● **Given instruction**
Show, in full, each line of the data that contains "ячейки".

● **Records**
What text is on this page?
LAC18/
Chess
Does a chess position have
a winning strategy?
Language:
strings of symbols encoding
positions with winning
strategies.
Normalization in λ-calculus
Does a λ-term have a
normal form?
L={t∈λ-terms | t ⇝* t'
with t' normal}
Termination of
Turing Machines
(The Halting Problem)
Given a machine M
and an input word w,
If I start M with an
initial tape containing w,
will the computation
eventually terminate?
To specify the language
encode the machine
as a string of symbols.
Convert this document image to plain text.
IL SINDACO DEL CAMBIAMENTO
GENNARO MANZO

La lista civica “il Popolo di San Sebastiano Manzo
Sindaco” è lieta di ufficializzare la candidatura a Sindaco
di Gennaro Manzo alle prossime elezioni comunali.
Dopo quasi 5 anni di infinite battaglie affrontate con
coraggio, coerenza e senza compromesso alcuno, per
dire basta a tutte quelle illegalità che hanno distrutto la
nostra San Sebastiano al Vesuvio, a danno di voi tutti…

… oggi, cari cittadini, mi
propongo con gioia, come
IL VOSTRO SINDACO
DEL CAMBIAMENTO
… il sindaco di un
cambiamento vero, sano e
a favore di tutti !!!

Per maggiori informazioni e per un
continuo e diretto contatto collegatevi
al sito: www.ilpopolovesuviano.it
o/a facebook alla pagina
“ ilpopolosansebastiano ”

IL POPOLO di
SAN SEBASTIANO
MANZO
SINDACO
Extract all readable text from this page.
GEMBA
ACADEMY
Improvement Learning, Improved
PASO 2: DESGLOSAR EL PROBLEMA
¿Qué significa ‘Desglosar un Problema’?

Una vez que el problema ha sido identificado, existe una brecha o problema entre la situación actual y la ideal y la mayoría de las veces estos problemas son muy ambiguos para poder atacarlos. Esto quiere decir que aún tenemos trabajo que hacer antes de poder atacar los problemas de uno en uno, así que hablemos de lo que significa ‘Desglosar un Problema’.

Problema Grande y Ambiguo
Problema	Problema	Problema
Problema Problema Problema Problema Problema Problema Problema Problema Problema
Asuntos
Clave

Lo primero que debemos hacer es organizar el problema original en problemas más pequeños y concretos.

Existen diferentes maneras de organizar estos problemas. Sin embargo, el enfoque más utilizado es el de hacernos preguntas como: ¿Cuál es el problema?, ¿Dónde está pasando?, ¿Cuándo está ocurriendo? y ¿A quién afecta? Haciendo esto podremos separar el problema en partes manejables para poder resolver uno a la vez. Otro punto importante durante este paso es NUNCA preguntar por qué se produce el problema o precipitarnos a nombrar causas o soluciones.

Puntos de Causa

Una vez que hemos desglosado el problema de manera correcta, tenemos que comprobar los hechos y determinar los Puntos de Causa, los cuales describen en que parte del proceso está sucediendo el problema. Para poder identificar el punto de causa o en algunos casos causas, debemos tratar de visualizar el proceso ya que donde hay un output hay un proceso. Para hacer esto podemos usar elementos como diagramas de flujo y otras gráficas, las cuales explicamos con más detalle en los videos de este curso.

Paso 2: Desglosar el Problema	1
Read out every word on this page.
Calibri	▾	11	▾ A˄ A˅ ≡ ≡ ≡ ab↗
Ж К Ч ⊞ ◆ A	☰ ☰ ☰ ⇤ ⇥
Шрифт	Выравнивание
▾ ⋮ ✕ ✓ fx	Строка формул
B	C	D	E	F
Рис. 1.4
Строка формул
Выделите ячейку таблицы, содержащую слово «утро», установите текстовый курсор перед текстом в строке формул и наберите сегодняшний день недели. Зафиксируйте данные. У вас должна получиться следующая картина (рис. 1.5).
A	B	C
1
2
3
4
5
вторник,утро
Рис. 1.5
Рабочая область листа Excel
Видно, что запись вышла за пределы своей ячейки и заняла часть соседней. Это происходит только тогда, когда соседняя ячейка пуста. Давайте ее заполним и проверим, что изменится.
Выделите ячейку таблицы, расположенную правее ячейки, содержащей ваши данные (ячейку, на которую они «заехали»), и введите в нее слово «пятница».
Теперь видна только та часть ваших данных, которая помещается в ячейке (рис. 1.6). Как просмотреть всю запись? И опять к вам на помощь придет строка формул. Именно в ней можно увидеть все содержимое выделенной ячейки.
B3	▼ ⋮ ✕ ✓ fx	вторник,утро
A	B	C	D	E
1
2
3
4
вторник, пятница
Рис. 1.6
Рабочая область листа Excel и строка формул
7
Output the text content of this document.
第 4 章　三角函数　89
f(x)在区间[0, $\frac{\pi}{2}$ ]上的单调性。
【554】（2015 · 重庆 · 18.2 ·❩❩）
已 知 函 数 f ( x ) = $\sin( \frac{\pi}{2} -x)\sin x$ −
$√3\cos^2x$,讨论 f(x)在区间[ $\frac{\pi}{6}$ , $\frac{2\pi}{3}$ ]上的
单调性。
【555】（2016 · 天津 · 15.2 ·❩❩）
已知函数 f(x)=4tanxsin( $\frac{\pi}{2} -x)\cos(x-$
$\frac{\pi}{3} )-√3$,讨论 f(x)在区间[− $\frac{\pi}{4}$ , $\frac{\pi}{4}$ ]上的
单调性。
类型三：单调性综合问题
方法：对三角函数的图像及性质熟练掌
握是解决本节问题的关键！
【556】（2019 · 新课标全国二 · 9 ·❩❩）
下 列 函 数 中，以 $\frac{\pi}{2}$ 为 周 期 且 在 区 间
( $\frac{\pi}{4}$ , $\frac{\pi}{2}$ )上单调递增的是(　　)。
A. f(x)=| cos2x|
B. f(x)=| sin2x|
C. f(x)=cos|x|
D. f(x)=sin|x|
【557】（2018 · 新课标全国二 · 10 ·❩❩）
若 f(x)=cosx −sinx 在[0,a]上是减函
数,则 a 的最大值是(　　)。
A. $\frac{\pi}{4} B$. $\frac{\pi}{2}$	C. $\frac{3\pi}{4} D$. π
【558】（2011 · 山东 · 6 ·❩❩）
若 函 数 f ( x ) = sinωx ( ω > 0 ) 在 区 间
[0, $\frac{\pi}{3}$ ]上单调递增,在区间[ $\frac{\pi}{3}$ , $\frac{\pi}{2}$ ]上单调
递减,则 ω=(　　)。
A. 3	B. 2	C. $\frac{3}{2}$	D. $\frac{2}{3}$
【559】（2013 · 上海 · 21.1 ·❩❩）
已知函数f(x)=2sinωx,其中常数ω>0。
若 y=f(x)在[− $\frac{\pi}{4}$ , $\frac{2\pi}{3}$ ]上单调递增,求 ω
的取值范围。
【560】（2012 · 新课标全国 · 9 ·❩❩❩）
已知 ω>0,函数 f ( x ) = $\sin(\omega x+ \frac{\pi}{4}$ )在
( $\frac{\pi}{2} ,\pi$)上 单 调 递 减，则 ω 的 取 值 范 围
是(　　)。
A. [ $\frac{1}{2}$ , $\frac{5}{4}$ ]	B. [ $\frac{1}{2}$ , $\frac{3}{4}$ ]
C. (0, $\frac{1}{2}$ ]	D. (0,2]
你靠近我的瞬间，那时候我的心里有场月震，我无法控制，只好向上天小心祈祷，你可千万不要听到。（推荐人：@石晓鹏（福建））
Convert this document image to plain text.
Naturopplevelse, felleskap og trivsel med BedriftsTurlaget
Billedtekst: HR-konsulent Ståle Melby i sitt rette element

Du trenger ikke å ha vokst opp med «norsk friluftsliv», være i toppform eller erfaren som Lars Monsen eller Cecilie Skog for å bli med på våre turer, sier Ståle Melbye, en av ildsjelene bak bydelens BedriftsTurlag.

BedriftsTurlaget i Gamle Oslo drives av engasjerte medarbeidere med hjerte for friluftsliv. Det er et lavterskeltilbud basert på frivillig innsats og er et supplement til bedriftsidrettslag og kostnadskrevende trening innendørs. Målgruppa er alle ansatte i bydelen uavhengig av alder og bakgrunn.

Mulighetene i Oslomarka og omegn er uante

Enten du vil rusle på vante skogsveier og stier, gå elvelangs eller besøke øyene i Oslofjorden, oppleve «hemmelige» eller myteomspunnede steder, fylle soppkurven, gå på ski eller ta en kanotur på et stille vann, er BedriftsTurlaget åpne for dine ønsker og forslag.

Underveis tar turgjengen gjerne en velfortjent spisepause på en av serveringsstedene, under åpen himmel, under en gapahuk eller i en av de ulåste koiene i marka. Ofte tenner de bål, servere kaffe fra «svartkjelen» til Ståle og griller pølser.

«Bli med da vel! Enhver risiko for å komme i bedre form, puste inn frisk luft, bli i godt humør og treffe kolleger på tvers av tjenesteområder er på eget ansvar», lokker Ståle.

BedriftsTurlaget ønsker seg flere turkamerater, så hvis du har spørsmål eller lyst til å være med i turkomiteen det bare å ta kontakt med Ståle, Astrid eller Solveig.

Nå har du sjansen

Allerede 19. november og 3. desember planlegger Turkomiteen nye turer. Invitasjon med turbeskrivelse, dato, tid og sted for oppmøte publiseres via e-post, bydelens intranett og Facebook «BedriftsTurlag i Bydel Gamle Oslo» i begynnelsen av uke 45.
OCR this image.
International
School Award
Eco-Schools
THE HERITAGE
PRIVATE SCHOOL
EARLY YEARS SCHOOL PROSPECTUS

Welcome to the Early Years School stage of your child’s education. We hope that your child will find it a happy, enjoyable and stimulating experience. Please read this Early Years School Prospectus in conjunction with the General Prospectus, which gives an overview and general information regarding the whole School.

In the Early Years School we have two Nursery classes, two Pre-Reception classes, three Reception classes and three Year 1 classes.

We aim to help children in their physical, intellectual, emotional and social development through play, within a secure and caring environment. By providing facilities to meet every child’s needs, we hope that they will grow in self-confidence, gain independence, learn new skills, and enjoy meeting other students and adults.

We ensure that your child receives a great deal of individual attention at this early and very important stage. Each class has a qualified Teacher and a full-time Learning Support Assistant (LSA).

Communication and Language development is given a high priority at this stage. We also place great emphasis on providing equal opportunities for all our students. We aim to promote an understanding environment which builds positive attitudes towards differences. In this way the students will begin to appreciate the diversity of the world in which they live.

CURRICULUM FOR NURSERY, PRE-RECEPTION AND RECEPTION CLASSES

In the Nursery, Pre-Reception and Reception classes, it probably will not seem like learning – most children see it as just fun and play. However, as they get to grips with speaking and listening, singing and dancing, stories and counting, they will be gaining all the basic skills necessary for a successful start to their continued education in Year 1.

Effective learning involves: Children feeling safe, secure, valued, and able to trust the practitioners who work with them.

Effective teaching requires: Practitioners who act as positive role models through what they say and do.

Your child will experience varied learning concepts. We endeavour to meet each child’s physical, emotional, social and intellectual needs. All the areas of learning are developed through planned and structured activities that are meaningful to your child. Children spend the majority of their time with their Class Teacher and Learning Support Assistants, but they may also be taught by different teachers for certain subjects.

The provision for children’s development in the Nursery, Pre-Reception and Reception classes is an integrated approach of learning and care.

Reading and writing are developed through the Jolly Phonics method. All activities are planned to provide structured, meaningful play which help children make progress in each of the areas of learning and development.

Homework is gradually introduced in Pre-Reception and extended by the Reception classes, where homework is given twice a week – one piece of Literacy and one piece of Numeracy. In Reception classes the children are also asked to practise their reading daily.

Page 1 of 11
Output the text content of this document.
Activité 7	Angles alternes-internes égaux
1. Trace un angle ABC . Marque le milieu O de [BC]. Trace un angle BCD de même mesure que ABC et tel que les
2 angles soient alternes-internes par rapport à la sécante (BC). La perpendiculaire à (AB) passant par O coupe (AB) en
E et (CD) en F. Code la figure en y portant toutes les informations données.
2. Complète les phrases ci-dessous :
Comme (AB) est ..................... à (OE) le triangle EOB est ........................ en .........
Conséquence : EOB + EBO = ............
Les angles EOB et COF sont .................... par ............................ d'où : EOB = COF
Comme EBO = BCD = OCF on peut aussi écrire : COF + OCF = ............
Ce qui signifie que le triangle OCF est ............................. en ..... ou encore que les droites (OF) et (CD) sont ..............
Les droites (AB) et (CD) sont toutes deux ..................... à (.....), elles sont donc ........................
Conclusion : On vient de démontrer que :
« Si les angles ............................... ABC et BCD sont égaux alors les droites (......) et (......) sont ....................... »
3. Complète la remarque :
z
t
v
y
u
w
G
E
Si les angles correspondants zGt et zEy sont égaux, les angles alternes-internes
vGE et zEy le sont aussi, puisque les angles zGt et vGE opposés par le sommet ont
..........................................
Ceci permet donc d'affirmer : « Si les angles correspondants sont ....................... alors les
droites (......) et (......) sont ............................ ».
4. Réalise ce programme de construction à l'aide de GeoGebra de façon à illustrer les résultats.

● **Written response**
Видно, что запись вышла за пределы своей ячейки и заняла часть соседней. Это происходит только тогда, когда соседняя ячейка пуста. Давайте ее заполним и проверим, что изменится.
Выделите ячейку таблицы, расположенную правее ячейки, содержащей ваши данные (ячейку, на которую они «заехали»), и введите в нее слово «пятница».
Теперь видна только та часть ваших данных, которая помещается в ячейке (рис. 1.6). Как просмотреть всю запись? И опять к вам на помощь придет строка формул. Именно в ней можно увидеть все содержимое выделенной ячейки.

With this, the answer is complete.